## [WRITTEN PROBLEM]
Please write out the material that follows, exactly as it stands.

(Records from a dataset)
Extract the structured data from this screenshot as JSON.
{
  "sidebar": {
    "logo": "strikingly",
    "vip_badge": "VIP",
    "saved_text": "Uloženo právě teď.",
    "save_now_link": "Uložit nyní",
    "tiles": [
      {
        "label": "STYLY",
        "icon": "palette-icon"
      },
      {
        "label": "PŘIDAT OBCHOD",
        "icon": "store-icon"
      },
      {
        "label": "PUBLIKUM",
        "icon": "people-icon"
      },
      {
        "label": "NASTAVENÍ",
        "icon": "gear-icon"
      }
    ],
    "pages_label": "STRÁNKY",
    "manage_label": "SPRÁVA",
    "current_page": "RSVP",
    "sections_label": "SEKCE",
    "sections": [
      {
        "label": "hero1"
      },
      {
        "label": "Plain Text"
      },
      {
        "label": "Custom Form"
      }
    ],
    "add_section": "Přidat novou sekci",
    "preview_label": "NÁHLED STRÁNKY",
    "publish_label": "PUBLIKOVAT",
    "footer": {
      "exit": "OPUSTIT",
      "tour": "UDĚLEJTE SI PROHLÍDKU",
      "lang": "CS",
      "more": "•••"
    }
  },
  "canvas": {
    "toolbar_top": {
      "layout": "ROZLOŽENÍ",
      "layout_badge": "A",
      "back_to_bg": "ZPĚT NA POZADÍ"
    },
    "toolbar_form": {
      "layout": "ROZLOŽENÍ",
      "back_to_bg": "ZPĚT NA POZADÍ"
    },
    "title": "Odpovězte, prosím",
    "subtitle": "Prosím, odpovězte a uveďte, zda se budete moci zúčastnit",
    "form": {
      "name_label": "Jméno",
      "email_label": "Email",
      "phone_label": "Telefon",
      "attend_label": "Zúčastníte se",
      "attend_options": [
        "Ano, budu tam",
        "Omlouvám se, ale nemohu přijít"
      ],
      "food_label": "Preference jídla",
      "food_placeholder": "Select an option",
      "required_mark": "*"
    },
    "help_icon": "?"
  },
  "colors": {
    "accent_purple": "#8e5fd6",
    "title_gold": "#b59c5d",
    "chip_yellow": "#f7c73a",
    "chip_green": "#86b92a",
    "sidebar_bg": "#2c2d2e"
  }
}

## [THE OUTPUT]
Extract the structured data from this screenshot as JSON.
{
  "sidebar": {
    "logo": "strikingly",
    "vip_badge": "VIP",
    "saved_text": "Uloženo právě teď.",
    "save_now_link": "Uložit nyní",
    "tiles": [
      {
        "label": "STYLY",
        "icon": "palette-icon"
      },
      {
        "label": "PŘIDAT OBCHOD",
        "icon": "store-icon"
      },
      {
        "label": "PUBLIKUM",
        "icon": "people-icon"
      },
      {
        "label": "NASTAVENÍ",
        "icon": "gear-icon"
      }
    ],
    "pages_label": "STRÁNKY",
    "manage_label": "SPRÁVA",
    "current_page": "RSVP",
    "sections_label": "SEKCE",
    "sections": [
      {
        "label": "hero1"
      },
      {
        "label": "Plain Text"
      },
      {
        "label": "Custom Form"
      }
    ],
    "add_section": "Přidat novou sekci",
    "preview_label": "NÁHLED STRÁNKY",
    "publish_label": "PUBLIKOVAT",
    "footer": {
      "exit": "OPUSTIT",
      "tour": "UDĚLEJTE SI PROHLÍDKU",
      "lang": "CS",
      "more": "•••"
    }
  },
  "canvas": {
    "toolbar_top": {
      "layout": "ROZLOŽENÍ",
      "layout_badge": "A",
      "back_to_bg": "ZPĚT NA POZADÍ"
    },
    "toolbar_form": {
      "layout": "ROZLOŽENÍ",
      "back_to_bg": "ZPĚT NA POZADÍ"
    },
    "title": "Odpovězte, prosím",
    "subtitle": "Prosím, odpovězte a uveďte, zda se budete moci zúčastnit",
    "form": {
      "name_label": "Jméno",
      "email_label": "Email",
      "phone_label": "Telefon",
      "attend_label": "Zúčastníte se",
      "attend_options": [
        "Ano, budu tam",
        "Omlouvám se, ale nemohu přijít"
      ],
      "food_label": "Preference jídla",
      "food_placeholder": "Select an option",
      "required_mark": "*"
    },
    "help_icon": "?"
  },
  "colors": {
    "accent_purple": "#8e5fd6",
    "title_gold": "#b59c5d",
    "chip_yellow": "#f7c73a",
    "chip_green": "#86b92a",
    "sidebar_bg": "#2c2d2e"
  }
}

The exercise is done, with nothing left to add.